Your goal: Write out the entries below once more, exactly, with the pictures left out.

Data excerpts:
○ ○ ○ ○ ○
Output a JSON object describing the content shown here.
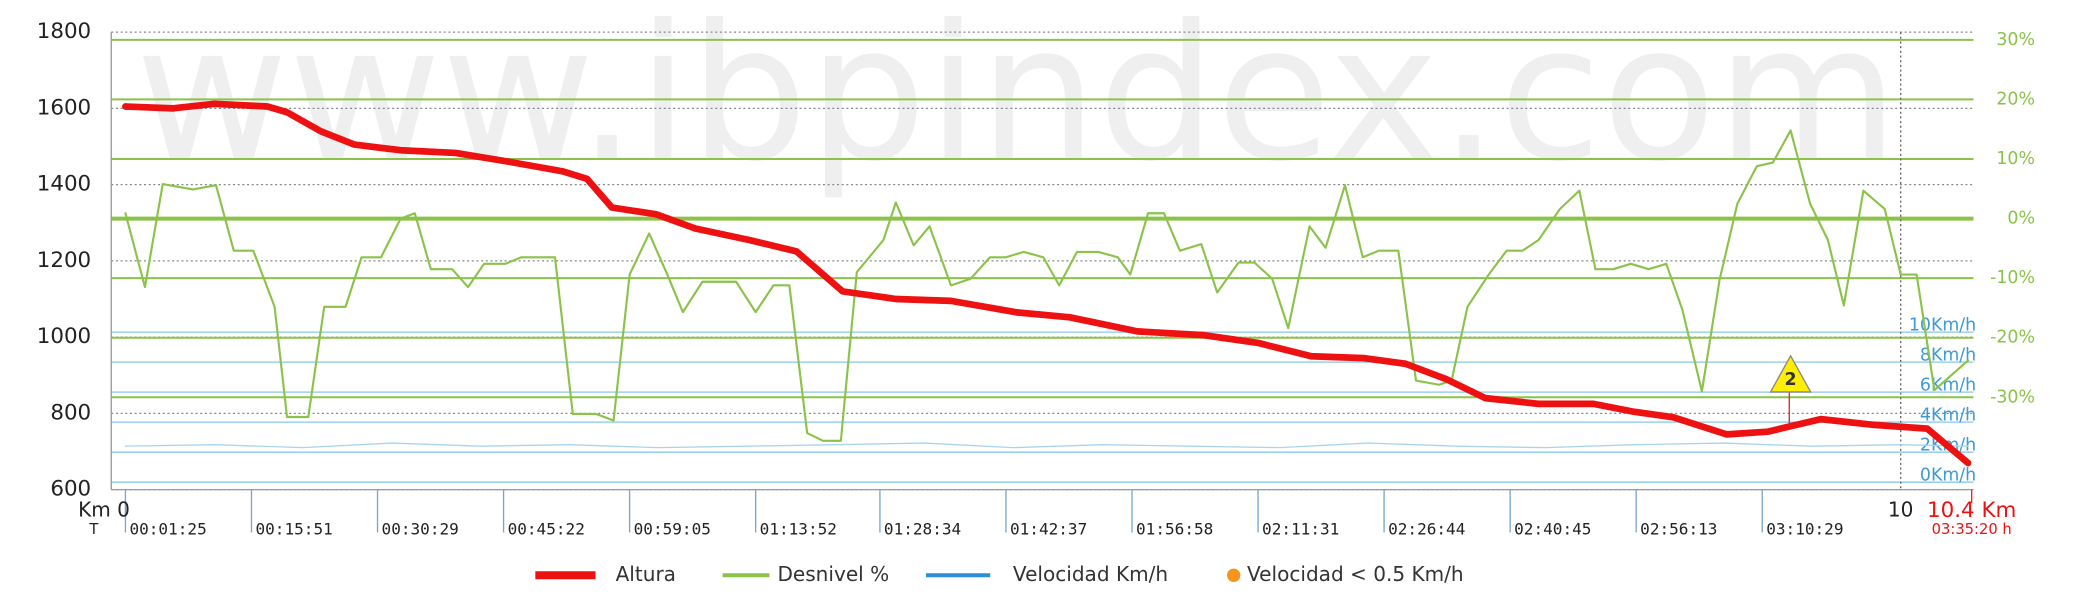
{
  "chart_data": {
    "type": "line",
    "watermark": "www.ibpindex.com",
    "xlim": [
      -0.08,
      10.41
    ],
    "xticks": [
      {
        "value": 0,
        "label": "Km 0"
      },
      10,
      {
        "value": 10.4,
        "label": "10.4 Km"
      }
    ],
    "time_axis_label": "T",
    "time_ticks": [
      {
        "value": 0,
        "label": "00:01:25"
      },
      {
        "value": 0.71,
        "label": "00:15:51"
      },
      {
        "value": 1.42,
        "label": "00:30:29"
      },
      {
        "value": 2.13,
        "label": "00:45:22"
      },
      {
        "value": 2.84,
        "label": "00:59:05"
      },
      {
        "value": 3.55,
        "label": "01:13:52"
      },
      {
        "value": 4.25,
        "label": "01:28:34"
      },
      {
        "value": 4.96,
        "label": "01:42:37"
      },
      {
        "value": 5.67,
        "label": "01:56:58"
      },
      {
        "value": 6.38,
        "label": "02:11:31"
      },
      {
        "value": 7.09,
        "label": "02:26:44"
      },
      {
        "value": 7.8,
        "label": "02:40:45"
      },
      {
        "value": 8.51,
        "label": "02:56:13"
      },
      {
        "value": 9.22,
        "label": "03:10:29"
      }
    ],
    "total_time": "03:35:20 h",
    "ylim": [
      600,
      1800
    ],
    "yticks": [
      600,
      800,
      1000,
      1200,
      1400,
      1600,
      1800
    ],
    "y2lim": [
      -45.5,
      31.3
    ],
    "y2ticks": [
      {
        "value": 30,
        "label": "30%"
      },
      {
        "value": 20,
        "label": "20%"
      },
      {
        "value": 10,
        "label": "10%"
      },
      {
        "value": 0,
        "label": "0%"
      },
      {
        "value": -10,
        "label": "-10%"
      },
      {
        "value": -20,
        "label": "-20%"
      },
      {
        "value": -30,
        "label": "-30%"
      }
    ],
    "y3lim": [
      -0.5,
      30
    ],
    "y3ticks": [
      {
        "value": 10,
        "label": "10Km/h"
      },
      {
        "value": 8,
        "label": "8Km/h"
      },
      {
        "value": 6,
        "label": "6Km/h"
      },
      {
        "value": 4,
        "label": "4Km/h"
      },
      {
        "value": 2,
        "label": "2Km/h"
      },
      {
        "value": 0,
        "label": "0Km/h"
      }
    ],
    "series": [
      {
        "name": "Altura",
        "color": "#ee1111",
        "x": [
          0,
          0.27,
          0.5,
          0.8,
          0.91,
          1.1,
          1.29,
          1.55,
          1.86,
          2.16,
          2.46,
          2.6,
          2.74,
          2.99,
          3.21,
          3.51,
          3.78,
          4.04,
          4.34,
          4.65,
          5.02,
          5.32,
          5.7,
          6.08,
          6.38,
          6.68,
          6.98,
          7.21,
          7.44,
          7.66,
          7.96,
          8.27,
          8.49,
          8.72,
          9.02,
          9.25,
          9.55,
          9.85,
          10.15,
          10.38
        ],
        "values": [
          1605,
          1600,
          1612,
          1605,
          1590,
          1540,
          1505,
          1490,
          1483,
          1460,
          1435,
          1415,
          1340,
          1322,
          1285,
          1255,
          1225,
          1120,
          1100,
          1095,
          1065,
          1052,
          1015,
          1005,
          985,
          950,
          945,
          930,
          890,
          840,
          825,
          825,
          805,
          790,
          745,
          752,
          785,
          770,
          760,
          670
        ]
      },
      {
        "name": "Desnivel %",
        "color": "#8bc34a",
        "axis": "y2",
        "x": [
          0,
          0.11,
          0.21,
          0.38,
          0.51,
          0.61,
          0.72,
          0.84,
          0.91,
          1.03,
          1.12,
          1.24,
          1.33,
          1.44,
          1.55,
          1.63,
          1.72,
          1.84,
          1.93,
          2.02,
          2.14,
          2.23,
          2.42,
          2.52,
          2.65,
          2.75,
          2.84,
          2.95,
          3.05,
          3.14,
          3.25,
          3.44,
          3.55,
          3.65,
          3.74,
          3.84,
          3.93,
          4.03,
          4.12,
          4.27,
          4.34,
          4.44,
          4.53,
          4.65,
          4.76,
          4.87,
          4.96,
          5.06,
          5.17,
          5.26,
          5.36,
          5.48,
          5.59,
          5.66,
          5.76,
          5.85,
          5.94,
          6.06,
          6.15,
          6.27,
          6.36,
          6.46,
          6.55,
          6.67,
          6.76,
          6.87,
          6.97,
          7.06,
          7.17,
          7.27,
          7.4,
          7.47,
          7.56,
          7.68,
          7.78,
          7.87,
          7.96,
          8.08,
          8.19,
          8.28,
          8.38,
          8.48,
          8.58,
          8.68,
          8.77,
          8.88,
          8.98,
          9.08,
          9.19,
          9.28,
          9.38,
          9.49,
          9.59,
          9.68,
          9.79,
          9.91,
          10.0,
          10.09,
          10.19,
          10.38
        ],
        "values": [
          0.9,
          -11.5,
          5.8,
          4.9,
          5.6,
          -5.4,
          -5.4,
          -14.8,
          -33.3,
          -33.3,
          -14.8,
          -14.8,
          -6.5,
          -6.5,
          0,
          0.9,
          -8.5,
          -8.5,
          -11.5,
          -7.6,
          -7.6,
          -6.5,
          -6.5,
          -32.8,
          -32.8,
          -33.9,
          -9.4,
          -2.5,
          -9.2,
          -15.7,
          -10.6,
          -10.6,
          -15.7,
          -11.2,
          -11.2,
          -36,
          -37.3,
          -37.3,
          -9,
          -3.6,
          2.7,
          -4.5,
          -1.3,
          -11.2,
          -10.1,
          -6.5,
          -6.5,
          -5.6,
          -6.5,
          -11.2,
          -5.6,
          -5.6,
          -6.5,
          -9.4,
          0.9,
          0.9,
          -5.4,
          -4.3,
          -12.4,
          -7.4,
          -7.4,
          -10.1,
          -18.4,
          -1.3,
          -4.9,
          5.6,
          -6.5,
          -5.4,
          -5.4,
          -27.2,
          -27.9,
          -27.2,
          -14.8,
          -9.4,
          -5.4,
          -5.4,
          -3.6,
          1.6,
          4.7,
          -8.5,
          -8.5,
          -7.6,
          -8.5,
          -7.6,
          -15.3,
          -29,
          -10.3,
          2.5,
          8.8,
          9.4,
          14.8,
          2.5,
          -3.6,
          -14.6,
          4.7,
          1.6,
          -9.4,
          -9.4,
          -28.8,
          -23.8
        ]
      },
      {
        "name": "Velocidad Km/h",
        "color": "#2a8fd6",
        "axis": "y3",
        "x": [
          0,
          0.5,
          1,
          1.5,
          2,
          2.5,
          3,
          3.5,
          4,
          4.5,
          5,
          5.5,
          6,
          6.5,
          7,
          7.5,
          8,
          8.5,
          9,
          9.5,
          10,
          10.38
        ],
        "values": [
          2.4,
          2.5,
          2.3,
          2.6,
          2.4,
          2.5,
          2.3,
          2.4,
          2.5,
          2.6,
          2.3,
          2.5,
          2.4,
          2.3,
          2.6,
          2.4,
          2.3,
          2.5,
          2.6,
          2.4,
          2.5,
          2.4
        ]
      }
    ],
    "stop_marker_legend": {
      "name": "Velocidad < 0.5 Km/h",
      "color": "#f7941d"
    },
    "annotations": [
      {
        "label": "2",
        "x": 9.38
      }
    ]
  }
}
○ ○ ○ ○ ○
Output of the exercise:
Output a JSON object describing the content shown here.
{
  "chart_data": {
    "type": "line",
    "watermark": "www.ibpindex.com",
    "xlim": [
      -0.08,
      10.41
    ],
    "xticks": [
      {
        "value": 0,
        "label": "Km 0"
      },
      10,
      {
        "value": 10.4,
        "label": "10.4 Km"
      }
    ],
    "time_axis_label": "T",
    "time_ticks": [
      {
        "value": 0,
        "label": "00:01:25"
      },
      {
        "value": 0.71,
        "label": "00:15:51"
      },
      {
        "value": 1.42,
        "label": "00:30:29"
      },
      {
        "value": 2.13,
        "label": "00:45:22"
      },
      {
        "value": 2.84,
        "label": "00:59:05"
      },
      {
        "value": 3.55,
        "label": "01:13:52"
      },
      {
        "value": 4.25,
        "label": "01:28:34"
      },
      {
        "value": 4.96,
        "label": "01:42:37"
      },
      {
        "value": 5.67,
        "label": "01:56:58"
      },
      {
        "value": 6.38,
        "label": "02:11:31"
      },
      {
        "value": 7.09,
        "label": "02:26:44"
      },
      {
        "value": 7.8,
        "label": "02:40:45"
      },
      {
        "value": 8.51,
        "label": "02:56:13"
      },
      {
        "value": 9.22,
        "label": "03:10:29"
      }
    ],
    "total_time": "03:35:20 h",
    "ylim": [
      600,
      1800
    ],
    "yticks": [
      600,
      800,
      1000,
      1200,
      1400,
      1600,
      1800
    ],
    "y2lim": [
      -45.5,
      31.3
    ],
    "y2ticks": [
      {
        "value": 30,
        "label": "30%"
      },
      {
        "value": 20,
        "label": "20%"
      },
      {
        "value": 10,
        "label": "10%"
      },
      {
        "value": 0,
        "label": "0%"
      },
      {
        "value": -10,
        "label": "-10%"
      },
      {
        "value": -20,
        "label": "-20%"
      },
      {
        "value": -30,
        "label": "-30%"
      }
    ],
    "y3lim": [
      -0.5,
      30
    ],
    "y3ticks": [
      {
        "value": 10,
        "label": "10Km/h"
      },
      {
        "value": 8,
        "label": "8Km/h"
      },
      {
        "value": 6,
        "label": "6Km/h"
      },
      {
        "value": 4,
        "label": "4Km/h"
      },
      {
        "value": 2,
        "label": "2Km/h"
      },
      {
        "value": 0,
        "label": "0Km/h"
      }
    ],
    "series": [
      {
        "name": "Altura",
        "color": "#ee1111",
        "x": [
          0,
          0.27,
          0.5,
          0.8,
          0.91,
          1.1,
          1.29,
          1.55,
          1.86,
          2.16,
          2.46,
          2.6,
          2.74,
          2.99,
          3.21,
          3.51,
          3.78,
          4.04,
          4.34,
          4.65,
          5.02,
          5.32,
          5.7,
          6.08,
          6.38,
          6.68,
          6.98,
          7.21,
          7.44,
          7.66,
          7.96,
          8.27,
          8.49,
          8.72,
          9.02,
          9.25,
          9.55,
          9.85,
          10.15,
          10.38
        ],
        "values": [
          1605,
          1600,
          1612,
          1605,
          1590,
          1540,
          1505,
          1490,
          1483,
          1460,
          1435,
          1415,
          1340,
          1322,
          1285,
          1255,
          1225,
          1120,
          1100,
          1095,
          1065,
          1052,
          1015,
          1005,
          985,
          950,
          945,
          930,
          890,
          840,
          825,
          825,
          805,
          790,
          745,
          752,
          785,
          770,
          760,
          670
        ]
      },
      {
        "name": "Desnivel %",
        "color": "#8bc34a",
        "axis": "y2",
        "x": [
          0,
          0.11,
          0.21,
          0.38,
          0.51,
          0.61,
          0.72,
          0.84,
          0.91,
          1.03,
          1.12,
          1.24,
          1.33,
          1.44,
          1.55,
          1.63,
          1.72,
          1.84,
          1.93,
          2.02,
          2.14,
          2.23,
          2.42,
          2.52,
          2.65,
          2.75,
          2.84,
          2.95,
          3.05,
          3.14,
          3.25,
          3.44,
          3.55,
          3.65,
          3.74,
          3.84,
          3.93,
          4.03,
          4.12,
          4.27,
          4.34,
          4.44,
          4.53,
          4.65,
          4.76,
          4.87,
          4.96,
          5.06,
          5.17,
          5.26,
          5.36,
          5.48,
          5.59,
          5.66,
          5.76,
          5.85,
          5.94,
          6.06,
          6.15,
          6.27,
          6.36,
          6.46,
          6.55,
          6.67,
          6.76,
          6.87,
          6.97,
          7.06,
          7.17,
          7.27,
          7.4,
          7.47,
          7.56,
          7.68,
          7.78,
          7.87,
          7.96,
          8.08,
          8.19,
          8.28,
          8.38,
          8.48,
          8.58,
          8.68,
          8.77,
          8.88,
          8.98,
          9.08,
          9.19,
          9.28,
          9.38,
          9.49,
          9.59,
          9.68,
          9.79,
          9.91,
          10.0,
          10.09,
          10.19,
          10.38
        ],
        "values": [
          0.9,
          -11.5,
          5.8,
          4.9,
          5.6,
          -5.4,
          -5.4,
          -14.8,
          -33.3,
          -33.3,
          -14.8,
          -14.8,
          -6.5,
          -6.5,
          0,
          0.9,
          -8.5,
          -8.5,
          -11.5,
          -7.6,
          -7.6,
          -6.5,
          -6.5,
          -32.8,
          -32.8,
          -33.9,
          -9.4,
          -2.5,
          -9.2,
          -15.7,
          -10.6,
          -10.6,
          -15.7,
          -11.2,
          -11.2,
          -36,
          -37.3,
          -37.3,
          -9,
          -3.6,
          2.7,
          -4.5,
          -1.3,
          -11.2,
          -10.1,
          -6.5,
          -6.5,
          -5.6,
          -6.5,
          -11.2,
          -5.6,
          -5.6,
          -6.5,
          -9.4,
          0.9,
          0.9,
          -5.4,
          -4.3,
          -12.4,
          -7.4,
          -7.4,
          -10.1,
          -18.4,
          -1.3,
          -4.9,
          5.6,
          -6.5,
          -5.4,
          -5.4,
          -27.2,
          -27.9,
          -27.2,
          -14.8,
          -9.4,
          -5.4,
          -5.4,
          -3.6,
          1.6,
          4.7,
          -8.5,
          -8.5,
          -7.6,
          -8.5,
          -7.6,
          -15.3,
          -29,
          -10.3,
          2.5,
          8.8,
          9.4,
          14.8,
          2.5,
          -3.6,
          -14.6,
          4.7,
          1.6,
          -9.4,
          -9.4,
          -28.8,
          -23.8
        ]
      },
      {
        "name": "Velocidad Km/h",
        "color": "#2a8fd6",
        "axis": "y3",
        "x": [
          0,
          0.5,
          1,
          1.5,
          2,
          2.5,
          3,
          3.5,
          4,
          4.5,
          5,
          5.5,
          6,
          6.5,
          7,
          7.5,
          8,
          8.5,
          9,
          9.5,
          10,
          10.38
        ],
        "values": [
          2.4,
          2.5,
          2.3,
          2.6,
          2.4,
          2.5,
          2.3,
          2.4,
          2.5,
          2.6,
          2.3,
          2.5,
          2.4,
          2.3,
          2.6,
          2.4,
          2.3,
          2.5,
          2.6,
          2.4,
          2.5,
          2.4
        ]
      }
    ],
    "stop_marker_legend": {
      "name": "Velocidad < 0.5 Km/h",
      "color": "#f7941d"
    },
    "annotations": [
      {
        "label": "2",
        "x": 9.38
      }
    ]
  }
}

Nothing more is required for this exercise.